Objective: Report the count of lines below that include "Disqualification", without any other text.

Material provided:
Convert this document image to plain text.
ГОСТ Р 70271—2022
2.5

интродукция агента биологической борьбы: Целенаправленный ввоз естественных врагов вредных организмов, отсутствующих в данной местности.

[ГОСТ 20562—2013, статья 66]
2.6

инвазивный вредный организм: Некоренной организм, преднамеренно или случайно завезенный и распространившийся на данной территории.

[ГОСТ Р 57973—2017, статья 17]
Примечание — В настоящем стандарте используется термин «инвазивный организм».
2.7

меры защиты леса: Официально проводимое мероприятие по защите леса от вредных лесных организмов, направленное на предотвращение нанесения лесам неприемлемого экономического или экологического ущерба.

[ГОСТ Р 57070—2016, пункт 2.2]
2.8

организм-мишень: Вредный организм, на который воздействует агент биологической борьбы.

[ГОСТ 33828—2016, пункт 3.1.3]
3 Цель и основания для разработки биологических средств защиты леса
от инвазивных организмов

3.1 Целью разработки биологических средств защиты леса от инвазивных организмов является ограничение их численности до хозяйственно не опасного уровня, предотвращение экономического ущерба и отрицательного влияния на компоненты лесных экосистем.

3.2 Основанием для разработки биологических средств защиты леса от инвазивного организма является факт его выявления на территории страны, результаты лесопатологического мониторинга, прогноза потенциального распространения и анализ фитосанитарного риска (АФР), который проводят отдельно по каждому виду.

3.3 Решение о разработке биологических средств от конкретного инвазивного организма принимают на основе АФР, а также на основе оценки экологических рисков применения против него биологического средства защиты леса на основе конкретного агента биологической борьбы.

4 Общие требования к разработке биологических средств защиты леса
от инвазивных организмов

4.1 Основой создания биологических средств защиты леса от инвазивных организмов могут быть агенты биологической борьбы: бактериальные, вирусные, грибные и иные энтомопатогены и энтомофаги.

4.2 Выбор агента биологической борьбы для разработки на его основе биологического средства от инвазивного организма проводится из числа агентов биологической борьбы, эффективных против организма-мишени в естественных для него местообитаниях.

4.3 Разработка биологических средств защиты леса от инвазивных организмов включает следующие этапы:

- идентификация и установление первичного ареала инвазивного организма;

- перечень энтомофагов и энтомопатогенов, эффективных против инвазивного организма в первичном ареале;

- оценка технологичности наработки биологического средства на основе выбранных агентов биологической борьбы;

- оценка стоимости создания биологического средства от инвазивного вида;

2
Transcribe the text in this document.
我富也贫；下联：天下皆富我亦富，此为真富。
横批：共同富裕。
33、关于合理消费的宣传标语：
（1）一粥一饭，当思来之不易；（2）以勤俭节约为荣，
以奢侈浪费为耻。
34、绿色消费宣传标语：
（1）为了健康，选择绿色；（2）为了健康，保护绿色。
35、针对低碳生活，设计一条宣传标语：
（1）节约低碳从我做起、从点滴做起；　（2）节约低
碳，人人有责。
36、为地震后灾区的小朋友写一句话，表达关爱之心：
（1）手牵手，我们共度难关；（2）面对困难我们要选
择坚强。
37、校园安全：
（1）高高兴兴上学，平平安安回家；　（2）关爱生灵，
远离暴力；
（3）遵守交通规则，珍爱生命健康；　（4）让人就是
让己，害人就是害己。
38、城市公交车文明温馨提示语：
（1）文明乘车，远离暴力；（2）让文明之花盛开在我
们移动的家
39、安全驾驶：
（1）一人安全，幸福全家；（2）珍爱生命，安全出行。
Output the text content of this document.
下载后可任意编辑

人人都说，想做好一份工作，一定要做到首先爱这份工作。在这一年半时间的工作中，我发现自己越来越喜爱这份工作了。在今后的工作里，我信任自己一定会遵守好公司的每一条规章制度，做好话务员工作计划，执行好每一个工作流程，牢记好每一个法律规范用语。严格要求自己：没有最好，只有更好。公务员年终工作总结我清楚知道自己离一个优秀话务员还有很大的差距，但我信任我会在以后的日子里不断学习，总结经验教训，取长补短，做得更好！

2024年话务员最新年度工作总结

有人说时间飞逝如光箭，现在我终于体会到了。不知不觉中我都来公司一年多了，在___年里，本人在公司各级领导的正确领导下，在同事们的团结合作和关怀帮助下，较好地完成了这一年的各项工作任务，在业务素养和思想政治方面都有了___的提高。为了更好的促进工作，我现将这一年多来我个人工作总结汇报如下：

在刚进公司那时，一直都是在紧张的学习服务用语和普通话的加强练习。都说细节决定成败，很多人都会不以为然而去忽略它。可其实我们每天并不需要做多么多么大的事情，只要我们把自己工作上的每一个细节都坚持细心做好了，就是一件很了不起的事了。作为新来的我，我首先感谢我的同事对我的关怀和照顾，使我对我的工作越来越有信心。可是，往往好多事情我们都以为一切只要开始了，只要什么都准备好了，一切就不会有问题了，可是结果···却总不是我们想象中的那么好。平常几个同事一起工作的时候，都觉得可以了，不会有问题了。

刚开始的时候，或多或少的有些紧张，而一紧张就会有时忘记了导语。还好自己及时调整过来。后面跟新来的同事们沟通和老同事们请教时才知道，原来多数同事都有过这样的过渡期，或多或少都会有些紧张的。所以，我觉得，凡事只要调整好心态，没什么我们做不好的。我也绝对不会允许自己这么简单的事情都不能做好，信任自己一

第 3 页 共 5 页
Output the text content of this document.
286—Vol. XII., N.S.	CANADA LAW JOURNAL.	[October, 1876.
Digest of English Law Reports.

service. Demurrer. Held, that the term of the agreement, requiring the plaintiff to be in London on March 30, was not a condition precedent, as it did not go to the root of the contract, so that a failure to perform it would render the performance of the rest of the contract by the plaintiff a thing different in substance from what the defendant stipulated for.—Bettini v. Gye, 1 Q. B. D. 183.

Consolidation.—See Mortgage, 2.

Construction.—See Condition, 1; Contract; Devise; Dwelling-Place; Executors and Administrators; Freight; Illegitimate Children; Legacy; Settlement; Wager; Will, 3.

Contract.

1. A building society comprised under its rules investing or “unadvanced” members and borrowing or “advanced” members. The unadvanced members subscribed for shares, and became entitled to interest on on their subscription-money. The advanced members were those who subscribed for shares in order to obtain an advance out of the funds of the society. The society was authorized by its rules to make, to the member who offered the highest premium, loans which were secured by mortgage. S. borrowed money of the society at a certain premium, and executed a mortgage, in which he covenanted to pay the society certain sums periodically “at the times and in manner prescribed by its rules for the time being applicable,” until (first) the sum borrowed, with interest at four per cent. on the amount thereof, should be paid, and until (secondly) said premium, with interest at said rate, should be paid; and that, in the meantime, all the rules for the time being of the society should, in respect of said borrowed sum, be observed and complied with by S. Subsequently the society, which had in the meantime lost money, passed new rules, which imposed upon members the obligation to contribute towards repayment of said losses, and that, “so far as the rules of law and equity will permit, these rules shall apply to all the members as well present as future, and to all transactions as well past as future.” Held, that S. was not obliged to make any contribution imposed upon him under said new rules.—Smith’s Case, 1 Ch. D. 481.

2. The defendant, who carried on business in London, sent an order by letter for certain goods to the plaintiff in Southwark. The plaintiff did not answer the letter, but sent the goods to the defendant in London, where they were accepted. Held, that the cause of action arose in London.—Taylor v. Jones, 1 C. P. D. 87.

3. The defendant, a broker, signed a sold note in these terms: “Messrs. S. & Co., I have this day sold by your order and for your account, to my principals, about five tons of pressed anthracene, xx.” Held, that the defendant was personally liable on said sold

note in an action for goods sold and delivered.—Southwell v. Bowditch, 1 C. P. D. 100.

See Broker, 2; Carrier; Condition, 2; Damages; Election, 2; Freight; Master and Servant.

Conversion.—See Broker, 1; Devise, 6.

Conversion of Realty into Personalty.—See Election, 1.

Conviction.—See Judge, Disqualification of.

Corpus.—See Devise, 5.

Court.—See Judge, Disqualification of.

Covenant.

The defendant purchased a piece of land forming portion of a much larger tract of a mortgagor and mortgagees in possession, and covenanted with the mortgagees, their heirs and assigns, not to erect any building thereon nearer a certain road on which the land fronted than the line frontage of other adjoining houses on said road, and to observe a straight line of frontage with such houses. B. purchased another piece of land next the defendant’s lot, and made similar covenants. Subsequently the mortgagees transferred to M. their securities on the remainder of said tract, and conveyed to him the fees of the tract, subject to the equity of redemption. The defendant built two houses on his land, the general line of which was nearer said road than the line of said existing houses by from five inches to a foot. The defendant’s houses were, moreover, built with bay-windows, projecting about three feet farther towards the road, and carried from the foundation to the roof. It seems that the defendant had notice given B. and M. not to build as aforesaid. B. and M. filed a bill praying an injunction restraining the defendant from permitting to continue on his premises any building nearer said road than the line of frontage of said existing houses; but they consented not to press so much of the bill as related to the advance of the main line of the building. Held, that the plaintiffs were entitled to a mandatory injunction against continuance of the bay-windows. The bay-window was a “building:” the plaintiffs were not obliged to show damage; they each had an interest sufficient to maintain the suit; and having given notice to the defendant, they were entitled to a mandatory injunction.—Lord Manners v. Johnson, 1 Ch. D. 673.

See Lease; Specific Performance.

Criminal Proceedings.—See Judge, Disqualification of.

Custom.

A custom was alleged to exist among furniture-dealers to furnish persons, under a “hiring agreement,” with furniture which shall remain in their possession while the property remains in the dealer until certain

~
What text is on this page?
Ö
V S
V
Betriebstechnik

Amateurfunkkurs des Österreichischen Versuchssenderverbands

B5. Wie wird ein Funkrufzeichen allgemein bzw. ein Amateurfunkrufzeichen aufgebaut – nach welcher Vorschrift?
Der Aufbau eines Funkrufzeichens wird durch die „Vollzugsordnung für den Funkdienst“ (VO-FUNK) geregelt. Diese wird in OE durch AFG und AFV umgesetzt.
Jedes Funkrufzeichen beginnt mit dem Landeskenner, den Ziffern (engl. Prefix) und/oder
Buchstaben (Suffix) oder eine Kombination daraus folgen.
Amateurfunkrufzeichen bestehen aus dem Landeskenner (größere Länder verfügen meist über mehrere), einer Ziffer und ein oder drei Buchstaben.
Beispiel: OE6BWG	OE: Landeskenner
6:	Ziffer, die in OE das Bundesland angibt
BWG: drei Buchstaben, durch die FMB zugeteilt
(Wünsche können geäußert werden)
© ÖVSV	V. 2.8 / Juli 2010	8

Solution for this problem: 3